§ Work instructions:
Reproduce the records below in full and without edits, omitting images.

§ Data section:
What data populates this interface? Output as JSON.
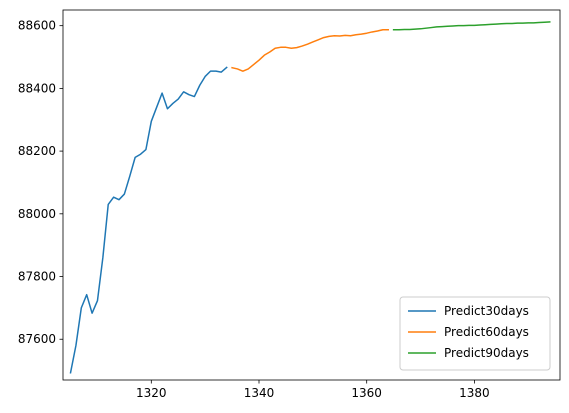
{
  "chart_data": {
    "type": "line",
    "title": "",
    "xlabel": "",
    "ylabel": "",
    "xlim": [
      1303.6,
      1395.9
    ],
    "ylim": [
      87470,
      88650
    ],
    "xticks": [
      1320,
      1340,
      1360,
      1380
    ],
    "yticks": [
      87600,
      87800,
      88000,
      88200,
      88400,
      88600
    ],
    "grid": false,
    "legend_position": "lower right",
    "series": [
      {
        "name": "Predict30days",
        "color": "#1f77b4",
        "x": [
          1305,
          1306,
          1307,
          1308,
          1309,
          1310,
          1311,
          1312,
          1313,
          1314,
          1315,
          1316,
          1317,
          1318,
          1319,
          1320,
          1321,
          1322,
          1323,
          1324,
          1325,
          1326,
          1327,
          1328,
          1329,
          1330,
          1331,
          1332,
          1333,
          1334
        ],
        "y": [
          87493,
          87580,
          87700,
          87742,
          87683,
          87723,
          87860,
          88030,
          88053,
          88045,
          88063,
          88120,
          88180,
          88190,
          88205,
          88295,
          88340,
          88385,
          88335,
          88352,
          88366,
          88389,
          88380,
          88374,
          88410,
          88438,
          88455,
          88455,
          88452,
          88467
        ]
      },
      {
        "name": "Predict60days",
        "color": "#ff7f0e",
        "x": [
          1335,
          1336,
          1337,
          1338,
          1339,
          1340,
          1341,
          1342,
          1343,
          1344,
          1345,
          1346,
          1347,
          1348,
          1349,
          1350,
          1351,
          1352,
          1353,
          1354,
          1355,
          1356,
          1357,
          1358,
          1359,
          1360,
          1361,
          1362,
          1363,
          1364
        ],
        "y": [
          88466,
          88462,
          88455,
          88462,
          88476,
          88490,
          88506,
          88516,
          88528,
          88531,
          88531,
          88528,
          88530,
          88535,
          88541,
          88548,
          88555,
          88562,
          88566,
          88568,
          88567,
          88569,
          88568,
          88571,
          88573,
          88576,
          88580,
          88583,
          88587,
          88587
        ]
      },
      {
        "name": "Predict90days",
        "color": "#2ca02c",
        "x": [
          1365,
          1366,
          1367,
          1368,
          1369,
          1370,
          1371,
          1372,
          1373,
          1374,
          1375,
          1376,
          1377,
          1378,
          1379,
          1380,
          1381,
          1382,
          1383,
          1384,
          1385,
          1386,
          1387,
          1388,
          1389,
          1390,
          1391,
          1392,
          1393,
          1394
        ],
        "y": [
          88587,
          88587,
          88588,
          88588,
          88589,
          88590,
          88592,
          88594,
          88596,
          88597,
          88598,
          88599,
          88600,
          88600,
          88601,
          88601,
          88602,
          88603,
          88604,
          88605,
          88606,
          88607,
          88607,
          88608,
          88608,
          88609,
          88609,
          88610,
          88611,
          88612
        ]
      }
    ]
  }
}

§ Result below:
What data populates this interface? Output as JSON.
{
  "chart_data": {
    "type": "line",
    "title": "",
    "xlabel": "",
    "ylabel": "",
    "xlim": [
      1303.6,
      1395.9
    ],
    "ylim": [
      87470,
      88650
    ],
    "xticks": [
      1320,
      1340,
      1360,
      1380
    ],
    "yticks": [
      87600,
      87800,
      88000,
      88200,
      88400,
      88600
    ],
    "grid": false,
    "legend_position": "lower right",
    "series": [
      {
        "name": "Predict30days",
        "color": "#1f77b4",
        "x": [
          1305,
          1306,
          1307,
          1308,
          1309,
          1310,
          1311,
          1312,
          1313,
          1314,
          1315,
          1316,
          1317,
          1318,
          1319,
          1320,
          1321,
          1322,
          1323,
          1324,
          1325,
          1326,
          1327,
          1328,
          1329,
          1330,
          1331,
          1332,
          1333,
          1334
        ],
        "y": [
          87493,
          87580,
          87700,
          87742,
          87683,
          87723,
          87860,
          88030,
          88053,
          88045,
          88063,
          88120,
          88180,
          88190,
          88205,
          88295,
          88340,
          88385,
          88335,
          88352,
          88366,
          88389,
          88380,
          88374,
          88410,
          88438,
          88455,
          88455,
          88452,
          88467
        ]
      },
      {
        "name": "Predict60days",
        "color": "#ff7f0e",
        "x": [
          1335,
          1336,
          1337,
          1338,
          1339,
          1340,
          1341,
          1342,
          1343,
          1344,
          1345,
          1346,
          1347,
          1348,
          1349,
          1350,
          1351,
          1352,
          1353,
          1354,
          1355,
          1356,
          1357,
          1358,
          1359,
          1360,
          1361,
          1362,
          1363,
          1364
        ],
        "y": [
          88466,
          88462,
          88455,
          88462,
          88476,
          88490,
          88506,
          88516,
          88528,
          88531,
          88531,
          88528,
          88530,
          88535,
          88541,
          88548,
          88555,
          88562,
          88566,
          88568,
          88567,
          88569,
          88568,
          88571,
          88573,
          88576,
          88580,
          88583,
          88587,
          88587
        ]
      },
      {
        "name": "Predict90days",
        "color": "#2ca02c",
        "x": [
          1365,
          1366,
          1367,
          1368,
          1369,
          1370,
          1371,
          1372,
          1373,
          1374,
          1375,
          1376,
          1377,
          1378,
          1379,
          1380,
          1381,
          1382,
          1383,
          1384,
          1385,
          1386,
          1387,
          1388,
          1389,
          1390,
          1391,
          1392,
          1393,
          1394
        ],
        "y": [
          88587,
          88587,
          88588,
          88588,
          88589,
          88590,
          88592,
          88594,
          88596,
          88597,
          88598,
          88599,
          88600,
          88600,
          88601,
          88601,
          88602,
          88603,
          88604,
          88605,
          88606,
          88607,
          88607,
          88608,
          88608,
          88609,
          88609,
          88610,
          88611,
          88612
        ]
      }
    ]
  }
}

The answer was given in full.